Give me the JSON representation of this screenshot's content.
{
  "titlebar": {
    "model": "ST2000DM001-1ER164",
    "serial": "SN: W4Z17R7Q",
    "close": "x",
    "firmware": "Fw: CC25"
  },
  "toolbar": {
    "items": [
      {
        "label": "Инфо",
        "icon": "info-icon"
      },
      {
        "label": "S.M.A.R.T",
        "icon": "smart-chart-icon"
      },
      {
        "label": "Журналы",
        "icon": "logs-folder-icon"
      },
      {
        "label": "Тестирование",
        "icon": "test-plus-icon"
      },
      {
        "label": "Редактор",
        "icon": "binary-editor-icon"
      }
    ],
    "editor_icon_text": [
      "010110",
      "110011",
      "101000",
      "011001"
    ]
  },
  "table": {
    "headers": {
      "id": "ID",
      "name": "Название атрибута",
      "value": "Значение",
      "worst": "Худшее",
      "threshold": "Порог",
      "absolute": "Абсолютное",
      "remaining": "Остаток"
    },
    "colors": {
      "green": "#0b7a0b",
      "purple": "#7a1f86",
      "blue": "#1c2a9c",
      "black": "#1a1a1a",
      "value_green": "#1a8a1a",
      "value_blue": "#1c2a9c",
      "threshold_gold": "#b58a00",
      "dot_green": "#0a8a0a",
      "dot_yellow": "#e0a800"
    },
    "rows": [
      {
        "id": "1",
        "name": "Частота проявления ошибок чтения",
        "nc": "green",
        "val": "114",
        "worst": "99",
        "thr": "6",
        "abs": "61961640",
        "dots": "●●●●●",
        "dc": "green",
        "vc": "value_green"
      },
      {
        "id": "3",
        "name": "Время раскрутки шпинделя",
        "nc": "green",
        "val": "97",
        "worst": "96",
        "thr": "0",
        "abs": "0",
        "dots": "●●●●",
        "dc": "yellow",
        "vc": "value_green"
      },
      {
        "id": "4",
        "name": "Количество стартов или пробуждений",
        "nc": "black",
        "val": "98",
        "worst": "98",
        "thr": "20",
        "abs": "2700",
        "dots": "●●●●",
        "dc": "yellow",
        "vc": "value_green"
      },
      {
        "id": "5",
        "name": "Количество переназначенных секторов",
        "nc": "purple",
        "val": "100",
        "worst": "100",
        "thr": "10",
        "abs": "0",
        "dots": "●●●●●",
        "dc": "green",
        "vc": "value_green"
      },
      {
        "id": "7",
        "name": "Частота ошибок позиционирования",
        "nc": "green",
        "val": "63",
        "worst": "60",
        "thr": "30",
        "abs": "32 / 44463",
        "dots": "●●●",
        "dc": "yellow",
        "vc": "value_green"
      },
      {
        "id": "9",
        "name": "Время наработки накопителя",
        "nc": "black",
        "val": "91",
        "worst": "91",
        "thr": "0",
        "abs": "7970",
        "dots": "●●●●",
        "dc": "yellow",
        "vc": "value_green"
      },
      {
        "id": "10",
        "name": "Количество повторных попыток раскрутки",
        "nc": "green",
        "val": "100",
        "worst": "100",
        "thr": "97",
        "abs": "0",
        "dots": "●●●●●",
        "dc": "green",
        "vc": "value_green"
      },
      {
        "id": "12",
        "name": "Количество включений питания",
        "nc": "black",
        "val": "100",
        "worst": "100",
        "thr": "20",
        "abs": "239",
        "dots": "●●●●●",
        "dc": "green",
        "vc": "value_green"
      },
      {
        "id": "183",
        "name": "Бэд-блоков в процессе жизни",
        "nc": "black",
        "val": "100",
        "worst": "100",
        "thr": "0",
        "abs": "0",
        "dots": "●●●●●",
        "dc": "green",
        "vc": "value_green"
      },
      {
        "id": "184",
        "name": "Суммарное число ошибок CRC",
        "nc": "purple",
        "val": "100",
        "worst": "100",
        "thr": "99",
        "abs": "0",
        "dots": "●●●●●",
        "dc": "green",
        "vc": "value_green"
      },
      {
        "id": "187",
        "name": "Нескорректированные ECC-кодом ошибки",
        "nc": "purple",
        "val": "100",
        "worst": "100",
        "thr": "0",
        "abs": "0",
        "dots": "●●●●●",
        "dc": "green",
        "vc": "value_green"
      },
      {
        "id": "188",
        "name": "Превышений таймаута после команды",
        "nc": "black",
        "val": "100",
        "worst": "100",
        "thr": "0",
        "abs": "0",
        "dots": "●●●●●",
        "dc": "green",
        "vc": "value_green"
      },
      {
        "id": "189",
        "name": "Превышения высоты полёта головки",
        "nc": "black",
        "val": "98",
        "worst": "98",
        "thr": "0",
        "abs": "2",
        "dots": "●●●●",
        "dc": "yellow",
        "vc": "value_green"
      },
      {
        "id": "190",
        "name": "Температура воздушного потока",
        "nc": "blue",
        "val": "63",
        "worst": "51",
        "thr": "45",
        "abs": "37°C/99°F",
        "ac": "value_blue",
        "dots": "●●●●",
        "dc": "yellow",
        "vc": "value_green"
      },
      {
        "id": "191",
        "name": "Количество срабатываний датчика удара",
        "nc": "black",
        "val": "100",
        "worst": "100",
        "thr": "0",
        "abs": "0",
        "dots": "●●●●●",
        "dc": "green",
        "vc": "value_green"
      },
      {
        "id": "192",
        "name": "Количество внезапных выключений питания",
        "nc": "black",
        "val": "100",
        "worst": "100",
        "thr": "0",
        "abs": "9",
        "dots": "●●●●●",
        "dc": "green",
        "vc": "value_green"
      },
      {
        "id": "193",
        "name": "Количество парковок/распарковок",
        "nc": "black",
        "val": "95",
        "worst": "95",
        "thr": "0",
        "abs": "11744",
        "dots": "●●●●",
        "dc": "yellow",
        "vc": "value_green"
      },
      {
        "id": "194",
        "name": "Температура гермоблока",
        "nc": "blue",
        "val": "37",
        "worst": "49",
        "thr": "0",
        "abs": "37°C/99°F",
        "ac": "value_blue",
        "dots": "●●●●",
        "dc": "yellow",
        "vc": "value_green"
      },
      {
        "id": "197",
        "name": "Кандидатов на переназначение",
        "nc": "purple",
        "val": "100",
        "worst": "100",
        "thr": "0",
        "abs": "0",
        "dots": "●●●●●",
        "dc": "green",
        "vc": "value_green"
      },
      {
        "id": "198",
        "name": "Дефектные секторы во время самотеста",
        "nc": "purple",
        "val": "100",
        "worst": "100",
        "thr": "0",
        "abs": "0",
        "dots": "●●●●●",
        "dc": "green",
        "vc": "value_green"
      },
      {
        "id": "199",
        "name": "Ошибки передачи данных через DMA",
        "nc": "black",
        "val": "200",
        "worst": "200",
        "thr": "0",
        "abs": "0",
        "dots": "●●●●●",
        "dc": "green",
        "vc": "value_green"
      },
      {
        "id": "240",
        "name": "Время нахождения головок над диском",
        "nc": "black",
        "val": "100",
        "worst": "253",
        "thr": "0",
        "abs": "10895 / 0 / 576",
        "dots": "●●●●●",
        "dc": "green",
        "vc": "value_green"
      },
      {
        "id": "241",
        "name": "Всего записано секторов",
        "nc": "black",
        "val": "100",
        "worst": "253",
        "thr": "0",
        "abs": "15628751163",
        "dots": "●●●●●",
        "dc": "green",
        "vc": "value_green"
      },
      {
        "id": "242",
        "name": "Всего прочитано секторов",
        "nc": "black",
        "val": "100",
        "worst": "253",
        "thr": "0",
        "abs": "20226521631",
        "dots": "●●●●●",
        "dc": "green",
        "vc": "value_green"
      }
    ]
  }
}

+---+

Instruction: Find the word "раскрутки" in the entries above and gather every line that holds it.

Solution to this exercise:
        "name": "Время раскрутки шпинделя",
        "name": "Количество повторных попыток раскрутки",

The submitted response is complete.